Set task 1
Condense the paragraph of the Whitman Mission piece that begins "Marcus Whitman was born" into a bulleted list that keeps its main facts.

Whitman Mission National Historic Site


The last day of our February Walla Walla trip was reserved for history!  The Whitman Mission National Historic Site that is – and a stamp in my National Parks Passport!  Being a life-long Washington resident, I learned about the Whitmans in school, and wrote a book report on Narcissa Whitman, but I haven’t read or studied anything about them as an adult.  So it was time to update my knowledge on this piece of history from my neck of the woods.

Marcus Whitman was born in western New York State in 1802, and decided early on that he wanted to become a minister.  However, his family was not supportive of his goal; it required seven years of schooling to become a minister.  So he became a doctor instead – that only took 16 weeks!  He never did forget his dream of becoming a minister and later did enter studies to become a minister, but was not able to finish due to an illness.  He eventually decided to become a missionary; it took him awhile to be accepted because of the same illness that ended his ministerial studies.

Set task 2
Reproduce the entries below word for word. Begin at their first line and stop after the line that contains "step-number: 3 [576, 327, 597, 369]".

Dataset rows
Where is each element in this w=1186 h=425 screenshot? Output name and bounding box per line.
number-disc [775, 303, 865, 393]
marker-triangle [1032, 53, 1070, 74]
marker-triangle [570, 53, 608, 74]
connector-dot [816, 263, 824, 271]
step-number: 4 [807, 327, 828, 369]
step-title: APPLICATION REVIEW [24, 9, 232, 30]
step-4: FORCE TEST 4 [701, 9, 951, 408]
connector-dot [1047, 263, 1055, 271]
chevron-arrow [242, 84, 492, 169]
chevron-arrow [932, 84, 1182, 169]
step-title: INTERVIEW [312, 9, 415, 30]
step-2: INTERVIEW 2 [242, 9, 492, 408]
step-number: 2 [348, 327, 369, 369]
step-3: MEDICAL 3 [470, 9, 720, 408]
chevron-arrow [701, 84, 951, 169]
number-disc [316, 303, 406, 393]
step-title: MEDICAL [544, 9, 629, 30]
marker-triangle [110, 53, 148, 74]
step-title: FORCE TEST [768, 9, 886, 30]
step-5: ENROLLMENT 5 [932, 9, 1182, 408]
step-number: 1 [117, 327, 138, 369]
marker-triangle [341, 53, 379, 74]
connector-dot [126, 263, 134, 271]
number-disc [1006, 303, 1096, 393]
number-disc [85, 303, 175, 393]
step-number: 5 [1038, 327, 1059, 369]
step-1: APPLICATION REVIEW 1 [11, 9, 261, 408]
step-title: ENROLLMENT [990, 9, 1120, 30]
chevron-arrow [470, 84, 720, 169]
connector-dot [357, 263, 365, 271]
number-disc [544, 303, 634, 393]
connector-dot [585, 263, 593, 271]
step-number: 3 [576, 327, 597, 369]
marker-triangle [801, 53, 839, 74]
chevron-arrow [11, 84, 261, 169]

Expected output 1
- Marcus Whitman was born in western New York State in 1802 and decided early on to become a minister.
- His family did not support this goal, which required seven years of schooling.
- He became a doctor instead, which took only 16 weeks.
- He later began studies for the ministry but could not finish them because of an illness.
- He eventually chose to become a missionary, though acceptance took a while because of that same illness.

Expected output 2
Where is each element in this w=1186 h=425 screenshot? Output name and bounding box per line.
number-disc [775, 303, 865, 393]
marker-triangle [1032, 53, 1070, 74]
marker-triangle [570, 53, 608, 74]
connector-dot [816, 263, 824, 271]
step-number: 4 [807, 327, 828, 369]
step-title: APPLICATION REVIEW [24, 9, 232, 30]
step-4: FORCE TEST 4 [701, 9, 951, 408]
connector-dot [1047, 263, 1055, 271]
chevron-arrow [242, 84, 492, 169]
chevron-arrow [932, 84, 1182, 169]
step-title: INTERVIEW [312, 9, 415, 30]
step-2: INTERVIEW 2 [242, 9, 492, 408]
step-number: 2 [348, 327, 369, 369]
step-3: MEDICAL 3 [470, 9, 720, 408]
chevron-arrow [701, 84, 951, 169]
number-disc [316, 303, 406, 393]
step-title: MEDICAL [544, 9, 629, 30]
marker-triangle [110, 53, 148, 74]
step-title: FORCE TEST [768, 9, 886, 30]
step-5: ENROLLMENT 5 [932, 9, 1182, 408]
step-number: 1 [117, 327, 138, 369]
marker-triangle [341, 53, 379, 74]
connector-dot [126, 263, 134, 271]
number-disc [1006, 303, 1096, 393]
number-disc [85, 303, 175, 393]
step-number: 5 [1038, 327, 1059, 369]
step-1: APPLICATION REVIEW 1 [11, 9, 261, 408]
step-title: ENROLLMENT [990, 9, 1120, 30]
chevron-arrow [470, 84, 720, 169]
connector-dot [357, 263, 365, 271]
number-disc [544, 303, 634, 393]
connector-dot [585, 263, 593, 271]
step-number: 3 [576, 327, 597, 369]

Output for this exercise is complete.